**Data to process**:
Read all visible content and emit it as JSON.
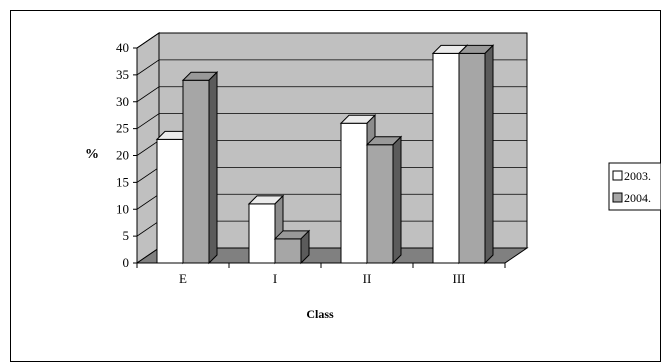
{
  "chart_data": {
    "type": "bar",
    "title": "",
    "xlabel": "Class",
    "ylabel": "%",
    "categories": [
      "E",
      "I",
      "II",
      "III"
    ],
    "series": [
      {
        "name": "2003.",
        "values": [
          23,
          11,
          26,
          39
        ]
      },
      {
        "name": "2004.",
        "values": [
          34,
          4.5,
          22,
          39
        ]
      }
    ],
    "ylim": [
      0,
      40
    ],
    "yticks": [
      "0",
      "5",
      "10",
      "15",
      "20",
      "25",
      "30",
      "35",
      "40"
    ],
    "grid": true,
    "three_d": true,
    "legend_position": "right",
    "colors": {
      "series": [
        "#ffffff",
        "#a6a6a6"
      ],
      "wall": "#c0c0c0",
      "floor": "#808080",
      "gridline": "#000000"
    }
  }
}
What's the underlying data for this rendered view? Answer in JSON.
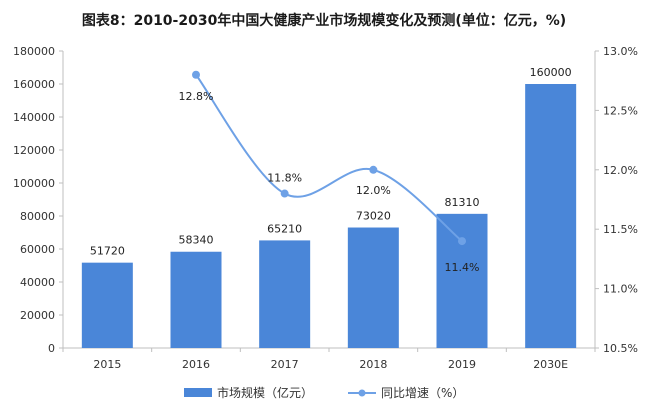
{
  "chart_data": {
    "type": "bar+line",
    "title": "图表8：2010-2030年中国大健康产业市场规模变化及预测(单位：亿元，%)",
    "categories": [
      "2015",
      "2016",
      "2017",
      "2018",
      "2019",
      "2030E"
    ],
    "series": [
      {
        "name": "市场规模（亿元）",
        "type": "bar",
        "axis": "left",
        "color": "#4a86d8",
        "values": [
          51720,
          58340,
          65210,
          73020,
          81310,
          160000
        ],
        "labels": [
          "51720",
          "58340",
          "65210",
          "73020",
          "81310",
          "160000"
        ]
      },
      {
        "name": "同比增速（%）",
        "type": "line",
        "axis": "right",
        "color": "#6ea1e6",
        "values": [
          null,
          12.8,
          11.8,
          12.0,
          11.4,
          null
        ],
        "labels": [
          "",
          "12.8%",
          "11.8%",
          "12.0%",
          "11.4%",
          ""
        ]
      }
    ],
    "y_left": {
      "min": 0,
      "max": 180000,
      "step": 20000,
      "ticks": [
        "0",
        "20000",
        "40000",
        "60000",
        "80000",
        "100000",
        "120000",
        "140000",
        "160000",
        "180000"
      ]
    },
    "y_right": {
      "min": 10.5,
      "max": 13.0,
      "step": 0.5,
      "ticks": [
        "10.5%",
        "11.0%",
        "11.5%",
        "12.0%",
        "12.5%",
        "13.0%"
      ]
    },
    "grid": false,
    "legend_position": "bottom"
  }
}
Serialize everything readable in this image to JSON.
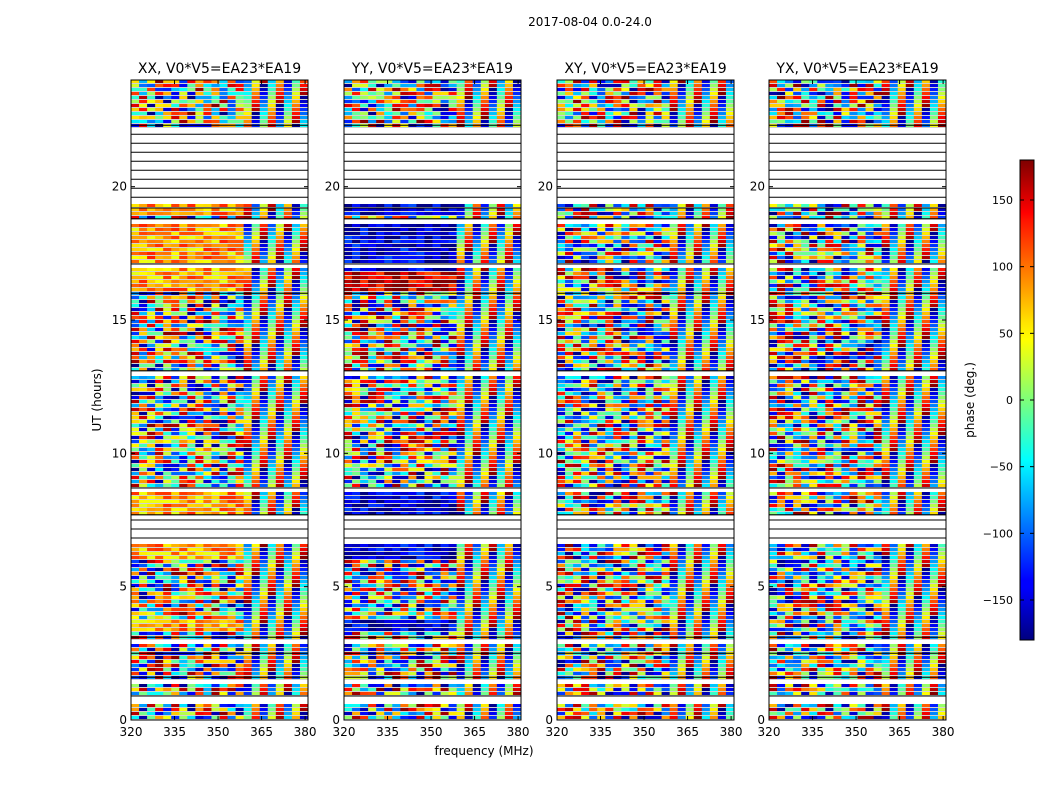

**Work to do**: Repeat each record exactly, with the pictures left out.

**Answer to the problem**:
Read all visible content and emit it as JSON.
{
  "chart_data": {
    "type": "bar",
    "title": "",
    "xlabel": "Class",
    "ylabel": "%",
    "categories": [
      "E",
      "I",
      "II",
      "III"
    ],
    "series": [
      {
        "name": "2003.",
        "values": [
          23,
          11,
          26,
          39
        ]
      },
      {
        "name": "2004.",
        "values": [
          34,
          4.5,
          22,
          39
        ]
      }
    ],
    "ylim": [
      0,
      40
    ],
    "yticks": [
      "0",
      "5",
      "10",
      "15",
      "20",
      "25",
      "30",
      "35",
      "40"
    ],
    "grid": true,
    "three_d": true,
    "legend_position": "right",
    "colors": {
      "series": [
        "#ffffff",
        "#a6a6a6"
      ],
      "wall": "#c0c0c0",
      "floor": "#808080",
      "gridline": "#000000"
    }
  }
}
What's the underlying data for this rendered view? Answer in JSON.
{
  "chart_data": {
    "type": "bar+line",
    "title": "图表8：2010-2030年中国大健康产业市场规模变化及预测(单位：亿元，%)",
    "categories": [
      "2015",
      "2016",
      "2017",
      "2018",
      "2019",
      "2030E"
    ],
    "series": [
      {
        "name": "市场规模（亿元）",
        "type": "bar",
        "axis": "left",
        "color": "#4a86d8",
        "values": [
          51720,
          58340,
          65210,
          73020,
          81310,
          160000
        ],
        "labels": [
          "51720",
          "58340",
          "65210",
          "73020",
          "81310",
          "160000"
        ]
      },
      {
        "name": "同比增速（%）",
        "type": "line",
        "axis": "right",
        "color": "#6ea1e6",
        "values": [
          null,
          12.8,
          11.8,
          12.0,
          11.4,
          null
        ],
        "labels": [
          "",
          "12.8%",
          "11.8%",
          "12.0%",
          "11.4%",
          ""
        ]
      }
    ],
    "y_left": {
      "min": 0,
      "max": 180000,
      "step": 20000,
      "ticks": [
        "0",
        "20000",
        "40000",
        "60000",
        "80000",
        "100000",
        "120000",
        "140000",
        "160000",
        "180000"
      ]
    },
    "y_right": {
      "min": 10.5,
      "max": 13.0,
      "step": 0.5,
      "ticks": [
        "10.5%",
        "11.0%",
        "11.5%",
        "12.0%",
        "12.5%",
        "13.0%"
      ]
    },
    "grid": false,
    "legend_position": "bottom"
  }
}
Serialize everything readable in this image to JSON.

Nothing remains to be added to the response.